(Entries from a collection)

--- START ---

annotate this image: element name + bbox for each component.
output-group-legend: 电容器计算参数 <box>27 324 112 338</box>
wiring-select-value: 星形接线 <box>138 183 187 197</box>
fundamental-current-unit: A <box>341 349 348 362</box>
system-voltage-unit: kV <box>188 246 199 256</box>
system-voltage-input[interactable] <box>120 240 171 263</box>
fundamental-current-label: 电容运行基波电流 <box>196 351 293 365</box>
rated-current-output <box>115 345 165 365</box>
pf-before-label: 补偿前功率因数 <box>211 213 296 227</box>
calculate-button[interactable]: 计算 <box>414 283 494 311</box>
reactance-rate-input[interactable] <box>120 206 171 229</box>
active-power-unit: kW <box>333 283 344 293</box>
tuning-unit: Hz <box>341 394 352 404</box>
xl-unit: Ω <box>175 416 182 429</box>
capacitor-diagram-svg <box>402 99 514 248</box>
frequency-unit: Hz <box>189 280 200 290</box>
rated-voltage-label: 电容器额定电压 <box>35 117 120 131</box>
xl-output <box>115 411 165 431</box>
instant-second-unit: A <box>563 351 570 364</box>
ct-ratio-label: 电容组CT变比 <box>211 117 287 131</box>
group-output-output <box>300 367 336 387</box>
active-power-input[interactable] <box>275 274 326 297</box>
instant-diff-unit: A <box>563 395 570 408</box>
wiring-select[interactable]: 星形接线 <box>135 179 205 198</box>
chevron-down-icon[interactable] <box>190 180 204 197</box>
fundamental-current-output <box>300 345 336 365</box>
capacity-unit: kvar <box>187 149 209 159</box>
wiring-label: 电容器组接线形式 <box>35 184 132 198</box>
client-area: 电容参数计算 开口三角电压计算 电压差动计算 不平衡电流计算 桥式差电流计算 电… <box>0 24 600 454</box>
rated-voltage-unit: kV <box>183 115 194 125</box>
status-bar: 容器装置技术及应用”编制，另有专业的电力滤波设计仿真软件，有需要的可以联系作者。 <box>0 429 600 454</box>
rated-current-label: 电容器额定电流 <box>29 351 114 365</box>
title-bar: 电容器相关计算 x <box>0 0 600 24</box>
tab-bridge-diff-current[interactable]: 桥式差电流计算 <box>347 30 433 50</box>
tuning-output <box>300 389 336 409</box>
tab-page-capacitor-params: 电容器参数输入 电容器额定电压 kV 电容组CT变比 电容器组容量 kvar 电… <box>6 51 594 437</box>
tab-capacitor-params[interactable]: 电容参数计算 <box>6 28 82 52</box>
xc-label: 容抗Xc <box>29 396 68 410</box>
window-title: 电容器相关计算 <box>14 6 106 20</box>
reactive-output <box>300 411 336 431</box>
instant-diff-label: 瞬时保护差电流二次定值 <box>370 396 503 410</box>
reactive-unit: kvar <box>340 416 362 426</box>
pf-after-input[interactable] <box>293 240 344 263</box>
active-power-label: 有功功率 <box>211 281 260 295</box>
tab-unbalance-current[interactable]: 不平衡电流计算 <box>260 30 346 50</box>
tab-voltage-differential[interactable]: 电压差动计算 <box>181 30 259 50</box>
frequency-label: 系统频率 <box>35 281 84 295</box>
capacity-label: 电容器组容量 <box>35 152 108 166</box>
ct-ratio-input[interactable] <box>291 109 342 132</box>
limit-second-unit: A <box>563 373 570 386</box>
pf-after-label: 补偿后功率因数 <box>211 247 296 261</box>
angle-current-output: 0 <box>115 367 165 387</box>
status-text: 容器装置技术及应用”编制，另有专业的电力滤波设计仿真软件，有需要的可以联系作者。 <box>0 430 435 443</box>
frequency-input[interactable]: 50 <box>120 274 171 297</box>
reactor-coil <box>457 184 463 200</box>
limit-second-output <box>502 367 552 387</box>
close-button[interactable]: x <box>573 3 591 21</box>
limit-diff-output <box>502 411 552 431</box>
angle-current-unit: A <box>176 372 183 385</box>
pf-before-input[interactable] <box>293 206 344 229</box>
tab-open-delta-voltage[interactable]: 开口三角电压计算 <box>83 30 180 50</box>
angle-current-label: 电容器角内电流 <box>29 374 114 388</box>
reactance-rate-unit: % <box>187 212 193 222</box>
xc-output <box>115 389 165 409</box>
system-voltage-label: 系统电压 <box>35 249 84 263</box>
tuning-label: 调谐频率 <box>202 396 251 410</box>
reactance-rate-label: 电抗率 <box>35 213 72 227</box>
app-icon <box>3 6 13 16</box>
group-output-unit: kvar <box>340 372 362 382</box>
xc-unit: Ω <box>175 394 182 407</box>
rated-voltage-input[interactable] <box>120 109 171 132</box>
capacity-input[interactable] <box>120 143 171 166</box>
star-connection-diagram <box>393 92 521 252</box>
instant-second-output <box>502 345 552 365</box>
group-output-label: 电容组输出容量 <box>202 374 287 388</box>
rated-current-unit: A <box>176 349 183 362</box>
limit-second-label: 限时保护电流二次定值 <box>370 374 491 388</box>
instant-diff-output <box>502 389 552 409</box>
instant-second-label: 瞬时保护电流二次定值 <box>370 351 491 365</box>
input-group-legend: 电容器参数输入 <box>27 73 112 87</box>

--- END ---
--- START ---

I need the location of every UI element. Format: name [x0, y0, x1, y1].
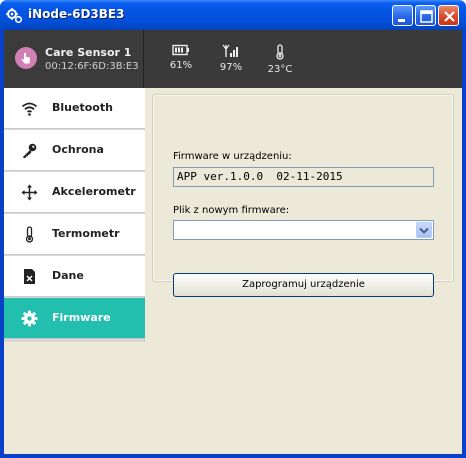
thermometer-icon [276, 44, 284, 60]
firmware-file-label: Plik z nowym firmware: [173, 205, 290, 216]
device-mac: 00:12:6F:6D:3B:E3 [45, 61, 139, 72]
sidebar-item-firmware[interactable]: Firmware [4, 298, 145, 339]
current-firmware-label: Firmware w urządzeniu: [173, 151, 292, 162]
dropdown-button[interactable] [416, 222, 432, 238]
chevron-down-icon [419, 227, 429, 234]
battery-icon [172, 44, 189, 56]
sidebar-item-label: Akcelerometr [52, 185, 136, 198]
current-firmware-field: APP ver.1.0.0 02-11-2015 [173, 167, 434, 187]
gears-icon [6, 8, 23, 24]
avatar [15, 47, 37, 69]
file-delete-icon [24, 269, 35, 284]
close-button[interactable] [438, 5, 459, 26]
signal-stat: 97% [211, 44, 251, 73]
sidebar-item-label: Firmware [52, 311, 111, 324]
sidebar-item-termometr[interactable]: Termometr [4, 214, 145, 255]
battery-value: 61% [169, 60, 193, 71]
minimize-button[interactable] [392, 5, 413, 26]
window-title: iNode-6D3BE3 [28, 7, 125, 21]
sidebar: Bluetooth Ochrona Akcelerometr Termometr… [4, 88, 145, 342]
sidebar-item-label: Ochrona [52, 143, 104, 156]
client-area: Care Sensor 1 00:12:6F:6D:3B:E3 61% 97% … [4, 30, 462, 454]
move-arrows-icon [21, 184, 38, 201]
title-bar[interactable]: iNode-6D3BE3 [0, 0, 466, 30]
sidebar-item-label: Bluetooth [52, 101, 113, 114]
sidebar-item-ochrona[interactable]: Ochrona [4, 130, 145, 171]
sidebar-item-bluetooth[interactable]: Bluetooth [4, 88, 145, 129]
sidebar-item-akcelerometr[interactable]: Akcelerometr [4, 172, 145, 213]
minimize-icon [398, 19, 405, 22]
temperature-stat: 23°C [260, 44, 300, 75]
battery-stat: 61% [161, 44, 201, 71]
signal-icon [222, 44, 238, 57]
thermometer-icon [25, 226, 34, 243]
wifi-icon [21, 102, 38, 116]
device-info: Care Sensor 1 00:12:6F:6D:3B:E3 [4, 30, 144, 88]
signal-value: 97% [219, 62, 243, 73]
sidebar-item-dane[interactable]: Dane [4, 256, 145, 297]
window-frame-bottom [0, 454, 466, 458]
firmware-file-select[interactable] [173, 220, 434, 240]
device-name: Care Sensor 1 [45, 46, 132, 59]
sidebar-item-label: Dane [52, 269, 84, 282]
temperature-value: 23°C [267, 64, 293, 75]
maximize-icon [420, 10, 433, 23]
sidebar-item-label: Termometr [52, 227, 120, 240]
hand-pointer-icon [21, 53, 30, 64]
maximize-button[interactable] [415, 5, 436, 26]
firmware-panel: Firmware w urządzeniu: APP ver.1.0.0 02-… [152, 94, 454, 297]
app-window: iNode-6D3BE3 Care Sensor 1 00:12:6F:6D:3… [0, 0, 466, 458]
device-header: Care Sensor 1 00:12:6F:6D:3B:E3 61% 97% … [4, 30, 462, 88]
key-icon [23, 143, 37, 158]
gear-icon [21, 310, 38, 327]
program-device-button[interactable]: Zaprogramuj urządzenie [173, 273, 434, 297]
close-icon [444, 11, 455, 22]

--- END ---
--- START ---

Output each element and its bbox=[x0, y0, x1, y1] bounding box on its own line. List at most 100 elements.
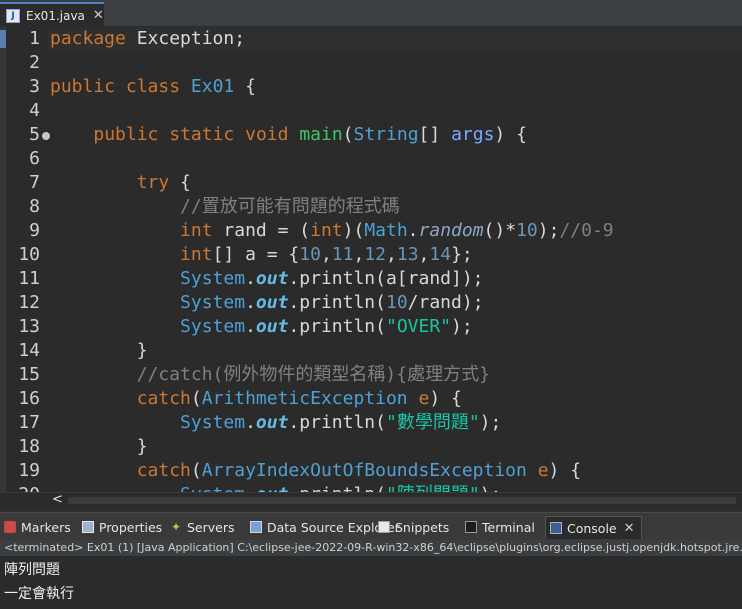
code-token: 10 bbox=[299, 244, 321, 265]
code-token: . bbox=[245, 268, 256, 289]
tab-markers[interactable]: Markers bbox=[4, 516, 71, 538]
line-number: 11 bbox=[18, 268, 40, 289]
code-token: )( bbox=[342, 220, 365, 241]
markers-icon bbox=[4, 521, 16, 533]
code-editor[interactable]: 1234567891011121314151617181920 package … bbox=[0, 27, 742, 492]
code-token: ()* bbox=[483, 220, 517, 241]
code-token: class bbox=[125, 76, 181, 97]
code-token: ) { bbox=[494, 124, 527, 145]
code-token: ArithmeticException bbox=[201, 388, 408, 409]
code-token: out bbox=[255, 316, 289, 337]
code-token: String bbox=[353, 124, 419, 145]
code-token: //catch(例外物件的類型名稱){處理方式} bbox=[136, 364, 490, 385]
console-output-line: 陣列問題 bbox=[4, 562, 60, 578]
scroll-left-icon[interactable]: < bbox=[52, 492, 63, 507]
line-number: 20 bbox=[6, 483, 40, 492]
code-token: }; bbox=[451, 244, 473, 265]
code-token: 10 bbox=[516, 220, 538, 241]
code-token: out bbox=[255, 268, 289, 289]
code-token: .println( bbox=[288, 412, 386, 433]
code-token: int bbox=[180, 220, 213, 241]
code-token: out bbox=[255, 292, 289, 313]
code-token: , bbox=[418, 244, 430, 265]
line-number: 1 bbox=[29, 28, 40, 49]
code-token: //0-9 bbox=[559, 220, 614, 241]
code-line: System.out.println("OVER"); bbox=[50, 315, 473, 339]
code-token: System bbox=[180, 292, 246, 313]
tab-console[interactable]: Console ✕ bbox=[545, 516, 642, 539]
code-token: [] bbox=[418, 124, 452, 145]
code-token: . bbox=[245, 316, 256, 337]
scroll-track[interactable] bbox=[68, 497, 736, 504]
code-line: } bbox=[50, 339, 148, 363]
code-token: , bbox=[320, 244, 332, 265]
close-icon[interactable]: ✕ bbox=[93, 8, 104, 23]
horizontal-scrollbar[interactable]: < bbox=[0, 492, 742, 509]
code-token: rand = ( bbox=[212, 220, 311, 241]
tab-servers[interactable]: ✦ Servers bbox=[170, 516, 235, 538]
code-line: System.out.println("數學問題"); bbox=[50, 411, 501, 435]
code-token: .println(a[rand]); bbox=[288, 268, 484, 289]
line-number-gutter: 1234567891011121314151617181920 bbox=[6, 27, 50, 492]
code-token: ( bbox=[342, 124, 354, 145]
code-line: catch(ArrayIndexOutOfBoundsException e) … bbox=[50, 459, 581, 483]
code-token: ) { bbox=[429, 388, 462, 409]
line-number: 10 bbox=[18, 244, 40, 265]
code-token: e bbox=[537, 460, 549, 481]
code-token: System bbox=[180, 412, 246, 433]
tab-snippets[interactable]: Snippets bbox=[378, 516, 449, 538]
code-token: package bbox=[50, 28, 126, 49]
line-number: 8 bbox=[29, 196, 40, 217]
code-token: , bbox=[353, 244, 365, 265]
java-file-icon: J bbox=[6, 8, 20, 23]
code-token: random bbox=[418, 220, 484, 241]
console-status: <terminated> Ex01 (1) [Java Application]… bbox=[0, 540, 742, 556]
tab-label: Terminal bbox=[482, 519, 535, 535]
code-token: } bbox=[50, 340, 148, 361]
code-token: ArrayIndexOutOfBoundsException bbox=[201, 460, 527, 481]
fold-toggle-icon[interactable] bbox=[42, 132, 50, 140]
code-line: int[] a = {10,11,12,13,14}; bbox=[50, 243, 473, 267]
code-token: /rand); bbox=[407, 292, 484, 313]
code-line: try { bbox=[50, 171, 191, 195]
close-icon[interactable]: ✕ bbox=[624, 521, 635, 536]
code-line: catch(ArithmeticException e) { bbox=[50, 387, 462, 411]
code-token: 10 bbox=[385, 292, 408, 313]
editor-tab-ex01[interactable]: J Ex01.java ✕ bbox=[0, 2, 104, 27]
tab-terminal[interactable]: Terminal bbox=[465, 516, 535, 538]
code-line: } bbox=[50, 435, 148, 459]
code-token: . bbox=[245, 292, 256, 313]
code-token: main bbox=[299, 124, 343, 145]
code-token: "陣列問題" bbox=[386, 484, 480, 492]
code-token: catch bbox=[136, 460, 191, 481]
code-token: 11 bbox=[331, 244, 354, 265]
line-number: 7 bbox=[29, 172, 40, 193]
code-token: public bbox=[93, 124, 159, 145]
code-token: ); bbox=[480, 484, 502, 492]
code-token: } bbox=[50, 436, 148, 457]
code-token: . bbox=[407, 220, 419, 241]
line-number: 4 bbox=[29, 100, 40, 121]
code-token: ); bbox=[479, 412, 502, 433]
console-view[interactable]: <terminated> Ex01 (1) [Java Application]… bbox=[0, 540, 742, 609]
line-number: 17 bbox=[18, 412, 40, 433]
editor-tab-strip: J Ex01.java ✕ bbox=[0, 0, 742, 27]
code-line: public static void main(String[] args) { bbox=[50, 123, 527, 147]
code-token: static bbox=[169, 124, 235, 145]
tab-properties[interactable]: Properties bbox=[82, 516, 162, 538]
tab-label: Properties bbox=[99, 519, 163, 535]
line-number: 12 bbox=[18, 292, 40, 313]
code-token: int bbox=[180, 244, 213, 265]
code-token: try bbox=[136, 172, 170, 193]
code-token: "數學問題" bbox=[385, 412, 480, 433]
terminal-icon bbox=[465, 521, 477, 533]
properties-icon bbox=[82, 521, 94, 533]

--- END ---

What is asked: Please copy the stretch of the data from the line containing "annotate this image: element" through the line containing "xl-output <box>115 411 165 431</box>", swapping "Hz" for "hertz" and leaving everything else unchanged.

Task result:
annotate this image: element name + bbox for each component.
output-group-legend: 电容器计算参数 <box>27 324 112 338</box>
wiring-select-value: 星形接线 <box>138 183 187 197</box>
fundamental-current-unit: A <box>341 349 348 362</box>
system-voltage-unit: kV <box>188 246 199 256</box>
system-voltage-input[interactable] <box>120 240 171 263</box>
fundamental-current-label: 电容运行基波电流 <box>196 351 293 365</box>
rated-current-output <box>115 345 165 365</box>
pf-before-label: 补偿前功率因数 <box>211 213 296 227</box>
calculate-button[interactable]: 计算 <box>414 283 494 311</box>
reactance-rate-input[interactable] <box>120 206 171 229</box>
active-power-unit: kW <box>333 283 344 293</box>
tuning-unit: hertz <box>341 394 352 404</box>
xl-unit: Ω <box>175 416 182 429</box>
capacitor-diagram-svg <box>402 99 514 248</box>
frequency-unit: hertz <box>189 280 200 290</box>
rated-voltage-label: 电容器额定电压 <box>35 117 120 131</box>
xl-output <box>115 411 165 431</box>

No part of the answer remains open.